Exercise description: Copy out the records precisely, omitting pictures.

Dataset records:
--- start ---
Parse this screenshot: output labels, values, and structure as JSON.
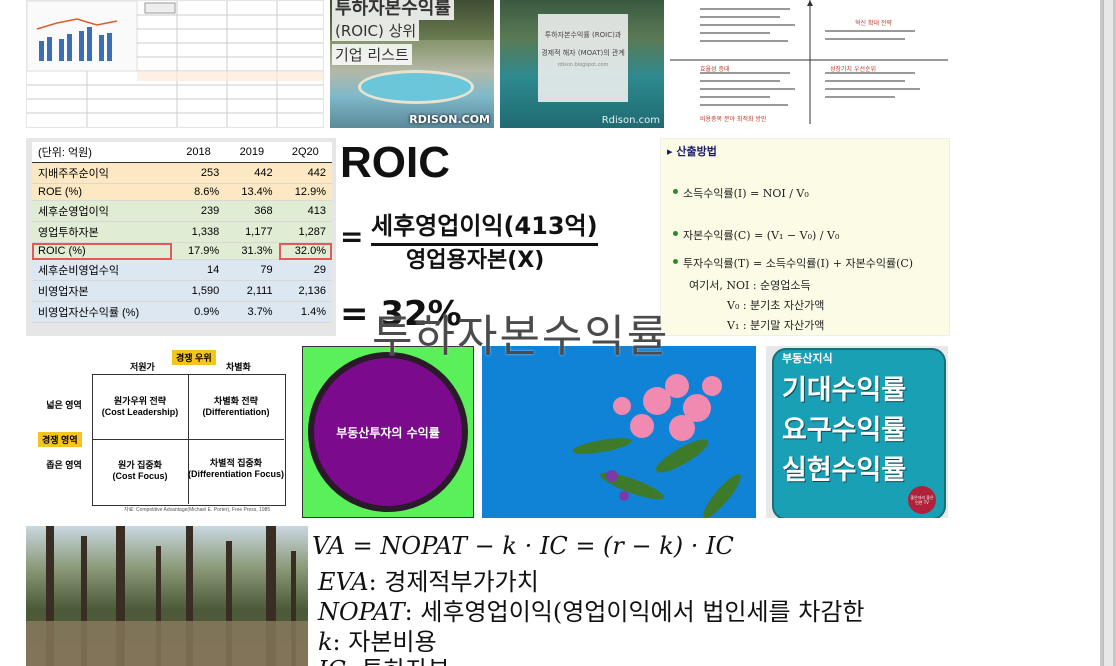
{
  "tiles": {
    "t1": {
      "kind": "spreadsheet-chart"
    },
    "t2": {
      "line1": "투하자본수익률",
      "line2": "(ROIC) 상위",
      "line3": "기업 리스트",
      "watermark": "RDISON.COM"
    },
    "t3": {
      "line1": "투하자본수익률 (ROIC)과",
      "line2": "경제적 해자 (MOAT)의 관계",
      "sub": "rdison.blogspot.com",
      "watermark": "Rdison.com"
    },
    "t4": {
      "left_head": "효율성 증대",
      "right_head": "혁신 확대 전략",
      "bottom_left": "비용중복 분야 최적화 방안",
      "bottom_right": "성장가치 우선순위"
    },
    "roic_table": {
      "unit": "(단위: 억원)",
      "cols": [
        "2018",
        "2019",
        "2Q20"
      ],
      "rows": [
        {
          "label": "지배주주순이익",
          "values": [
            "253",
            "442",
            "442"
          ]
        },
        {
          "label": "ROE (%)",
          "values": [
            "8.6%",
            "13.4%",
            "12.9%"
          ]
        },
        {
          "label": "세후순영업이익",
          "values": [
            "239",
            "368",
            "413"
          ]
        },
        {
          "label": "영업투하자본",
          "values": [
            "1,338",
            "1,177",
            "1,287"
          ]
        },
        {
          "label": "ROIC (%)",
          "values": [
            "17.9%",
            "31.3%",
            "32.0%"
          ]
        },
        {
          "label": "세후순비영업수익",
          "values": [
            "14",
            "79",
            "29"
          ]
        },
        {
          "label": "비영업자본",
          "values": [
            "1,590",
            "2,111",
            "2,136"
          ]
        },
        {
          "label": "비영업자산수익률 (%)",
          "values": [
            "0.9%",
            "3.7%",
            "1.4%"
          ]
        }
      ]
    },
    "roic_formula": {
      "title": "ROIC",
      "numerator": "세후영업이익(413억)",
      "denominator": "영업용자본(X)",
      "eq": "=",
      "result": "= 32%"
    },
    "calc": {
      "heading": "▸ 산출방법",
      "f1": "소득수익률(I) = NOI / V₀",
      "f2": "자본수익률(C) = (V₁ − V₀) / V₀",
      "f3": "투자수익률(T) = 소득수익률(I) + 자본수익률(C)",
      "w1": "여기서, NOI : 순영업소득",
      "w2": "V₀ : 분기초 자산가액",
      "w3": "V₁ : 분기말 자산가액"
    },
    "porter": {
      "top_badge": "경쟁 우위",
      "col1": "저원가",
      "col2": "차별화",
      "row1": "넓은 영역",
      "row2": "좁은 영역",
      "side_badge": "경쟁 영역",
      "q1": "원가우위 전략",
      "q1en": "(Cost Leadership)",
      "q2": "차별화 전략",
      "q2en": "(Differentiation)",
      "q3": "원가 집중화",
      "q3en": "(Cost Focus)",
      "q4": "차별적 집중화",
      "q4en": "(Differentiation Focus)",
      "source": "자료: Competitive Advantage(Michael E. Porter), Free Press, 1985"
    },
    "purple": {
      "label": "부동산투자의 수익률"
    },
    "realestate": {
      "tag": "부동산지식",
      "l1": "기대수익률",
      "l2": "요구수익률",
      "l3": "실현수익률",
      "badge": "좋은자리 좋은인연 TV"
    },
    "eva": {
      "l1": "VA = NOPAT − k · IC = (r − k) · IC",
      "l2a": "EVA",
      "l2b": ": 경제적부가가치",
      "l3a": "NOPAT",
      "l3b": ": 세후영업이익(영업이익에서 법인세를 차감한",
      "l4a": "k",
      "l4b": ": 자본비용",
      "l5a": "IC",
      "l5b": ": 투하자본"
    }
  },
  "overlay_caption": "투하자본수익률",
  "colors": {
    "purple": "#7b0a8c",
    "green": "#5af05a",
    "teal": "#1aa0b4",
    "note_bg": "#fcfce6"
  }
}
--- end ---
The response:
Parse this screenshot: output labels, values, and structure as JSON.
{
  "tiles": {
    "t1": {
      "kind": "spreadsheet-chart"
    },
    "t2": {
      "line1": "투하자본수익률",
      "line2": "(ROIC) 상위",
      "line3": "기업 리스트",
      "watermark": "RDISON.COM"
    },
    "t3": {
      "line1": "투하자본수익률 (ROIC)과",
      "line2": "경제적 해자 (MOAT)의 관계",
      "sub": "rdison.blogspot.com",
      "watermark": "Rdison.com"
    },
    "t4": {
      "left_head": "효율성 증대",
      "right_head": "혁신 확대 전략",
      "bottom_left": "비용중복 분야 최적화 방안",
      "bottom_right": "성장가치 우선순위"
    },
    "roic_table": {
      "unit": "(단위: 억원)",
      "cols": [
        "2018",
        "2019",
        "2Q20"
      ],
      "rows": [
        {
          "label": "지배주주순이익",
          "values": [
            "253",
            "442",
            "442"
          ]
        },
        {
          "label": "ROE (%)",
          "values": [
            "8.6%",
            "13.4%",
            "12.9%"
          ]
        },
        {
          "label": "세후순영업이익",
          "values": [
            "239",
            "368",
            "413"
          ]
        },
        {
          "label": "영업투하자본",
          "values": [
            "1,338",
            "1,177",
            "1,287"
          ]
        },
        {
          "label": "ROIC (%)",
          "values": [
            "17.9%",
            "31.3%",
            "32.0%"
          ]
        },
        {
          "label": "세후순비영업수익",
          "values": [
            "14",
            "79",
            "29"
          ]
        },
        {
          "label": "비영업자본",
          "values": [
            "1,590",
            "2,111",
            "2,136"
          ]
        },
        {
          "label": "비영업자산수익률 (%)",
          "values": [
            "0.9%",
            "3.7%",
            "1.4%"
          ]
        }
      ]
    },
    "roic_formula": {
      "title": "ROIC",
      "numerator": "세후영업이익(413억)",
      "denominator": "영업용자본(X)",
      "eq": "=",
      "result": "= 32%"
    },
    "calc": {
      "heading": "▸ 산출방법",
      "f1": "소득수익률(I) = NOI / V₀",
      "f2": "자본수익률(C) = (V₁ − V₀) / V₀",
      "f3": "투자수익률(T) = 소득수익률(I) + 자본수익률(C)",
      "w1": "여기서, NOI : 순영업소득",
      "w2": "V₀ : 분기초 자산가액",
      "w3": "V₁ : 분기말 자산가액"
    },
    "porter": {
      "top_badge": "경쟁 우위",
      "col1": "저원가",
      "col2": "차별화",
      "row1": "넓은 영역",
      "row2": "좁은 영역",
      "side_badge": "경쟁 영역",
      "q1": "원가우위 전략",
      "q1en": "(Cost Leadership)",
      "q2": "차별화 전략",
      "q2en": "(Differentiation)",
      "q3": "원가 집중화",
      "q3en": "(Cost Focus)",
      "q4": "차별적 집중화",
      "q4en": "(Differentiation Focus)",
      "source": "자료: Competitive Advantage(Michael E. Porter), Free Press, 1985"
    },
    "purple": {
      "label": "부동산투자의 수익률"
    },
    "realestate": {
      "tag": "부동산지식",
      "l1": "기대수익률",
      "l2": "요구수익률",
      "l3": "실현수익률",
      "badge": "좋은자리 좋은인연 TV"
    },
    "eva": {
      "l1": "VA = NOPAT − k · IC = (r − k) · IC",
      "l2a": "EVA",
      "l2b": ": 경제적부가가치",
      "l3a": "NOPAT",
      "l3b": ": 세후영업이익(영업이익에서 법인세를 차감한",
      "l4a": "k",
      "l4b": ": 자본비용",
      "l5a": "IC",
      "l5b": ": 투하자본"
    }
  },
  "overlay_caption": "투하자본수익률",
  "colors": {
    "purple": "#7b0a8c",
    "green": "#5af05a",
    "teal": "#1aa0b4",
    "note_bg": "#fcfce6"
  }
}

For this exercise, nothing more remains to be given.